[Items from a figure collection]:

----------

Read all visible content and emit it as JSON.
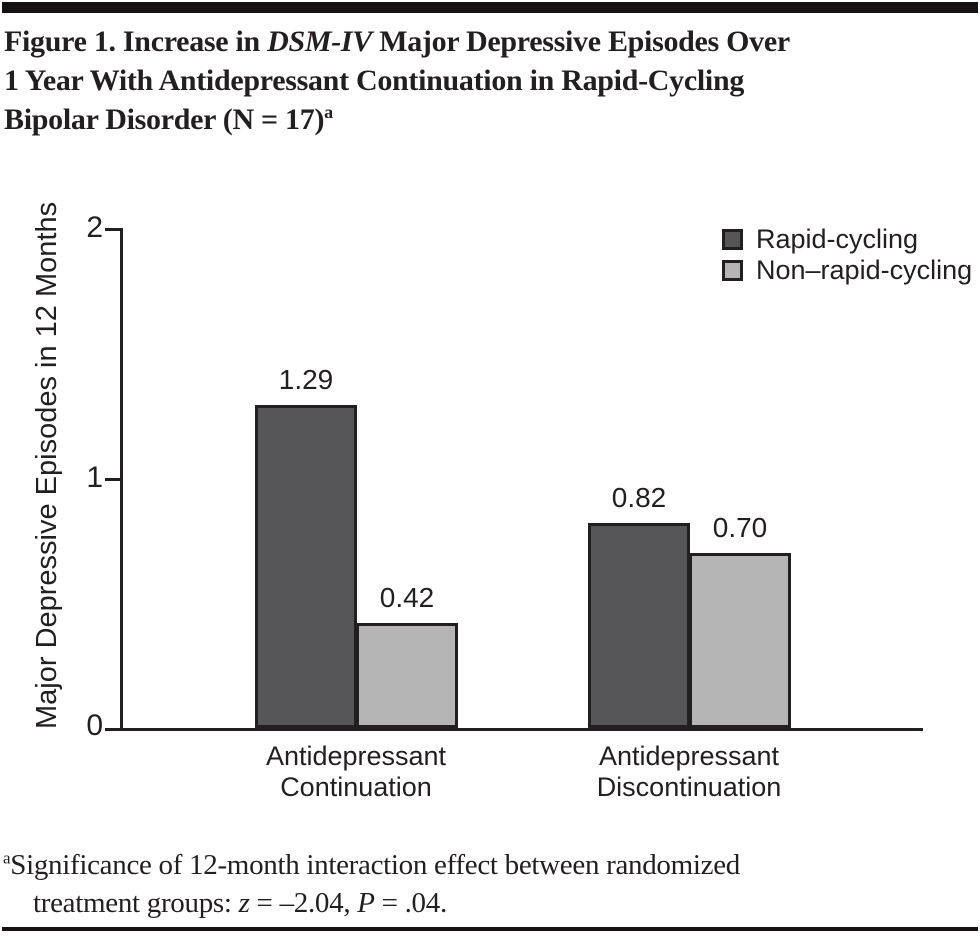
{
  "figure": {
    "title": {
      "line1a": "Figure 1. Increase in ",
      "line1_italic": "DSM-IV",
      "line1b": " Major Depressive Episodes Over",
      "line2": "1 Year With Antidepressant Continuation in Rapid-Cycling",
      "line3": "Bipolar Disorder (N = 17)",
      "note_marker": "a"
    },
    "footnote": {
      "marker": "a",
      "line1": "Significance of 12-month interaction effect between randomized",
      "line2_pre": "treatment groups: ",
      "stat1_var": "z",
      "stat1_rest": " = –2.04, ",
      "stat2_var": "P",
      "stat2_rest": " = .04."
    }
  },
  "chart_data": {
    "type": "bar",
    "title": "",
    "xlabel": "",
    "ylabel": "Major Depressive Episodes in 12 Months",
    "ylim": [
      0,
      2
    ],
    "yticks": [
      "2",
      "1",
      "0"
    ],
    "grid": false,
    "legend_position": "top-right",
    "categories": [
      "Antidepressant Continuation",
      "Antidepressant Discontinuation"
    ],
    "xaxis_labels": [
      [
        "Antidepressant",
        "Continuation"
      ],
      [
        "Antidepressant",
        "Discontinuation"
      ]
    ],
    "series": [
      {
        "name": "Rapid-cycling",
        "values": [
          1.29,
          0.82
        ],
        "labels": [
          "1.29",
          "0.82"
        ],
        "color": "#565658"
      },
      {
        "name": "Non–rapid-cycling",
        "values": [
          0.42,
          0.7
        ],
        "labels": [
          "0.42",
          "0.70"
        ],
        "color": "#b5b5b6"
      }
    ]
  }
}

----------

[Exercise goal]:
Every entry above needs to be retyped exactly; drop the pictures.

[Task output]:
Read all visible content and emit it as JSON.
{
  "figure": {
    "title": {
      "line1a": "Figure 1. Increase in ",
      "line1_italic": "DSM-IV",
      "line1b": " Major Depressive Episodes Over",
      "line2": "1 Year With Antidepressant Continuation in Rapid-Cycling",
      "line3": "Bipolar Disorder (N = 17)",
      "note_marker": "a"
    },
    "footnote": {
      "marker": "a",
      "line1": "Significance of 12-month interaction effect between randomized",
      "line2_pre": "treatment groups: ",
      "stat1_var": "z",
      "stat1_rest": " = –2.04, ",
      "stat2_var": "P",
      "stat2_rest": " = .04."
    }
  },
  "chart_data": {
    "type": "bar",
    "title": "",
    "xlabel": "",
    "ylabel": "Major Depressive Episodes in 12 Months",
    "ylim": [
      0,
      2
    ],
    "yticks": [
      "2",
      "1",
      "0"
    ],
    "grid": false,
    "legend_position": "top-right",
    "categories": [
      "Antidepressant Continuation",
      "Antidepressant Discontinuation"
    ],
    "xaxis_labels": [
      [
        "Antidepressant",
        "Continuation"
      ],
      [
        "Antidepressant",
        "Discontinuation"
      ]
    ],
    "series": [
      {
        "name": "Rapid-cycling",
        "values": [
          1.29,
          0.82
        ],
        "labels": [
          "1.29",
          "0.82"
        ],
        "color": "#565658"
      },
      {
        "name": "Non–rapid-cycling",
        "values": [
          0.42,
          0.7
        ],
        "labels": [
          "0.42",
          "0.70"
        ],
        "color": "#b5b5b6"
      }
    ]
  }
}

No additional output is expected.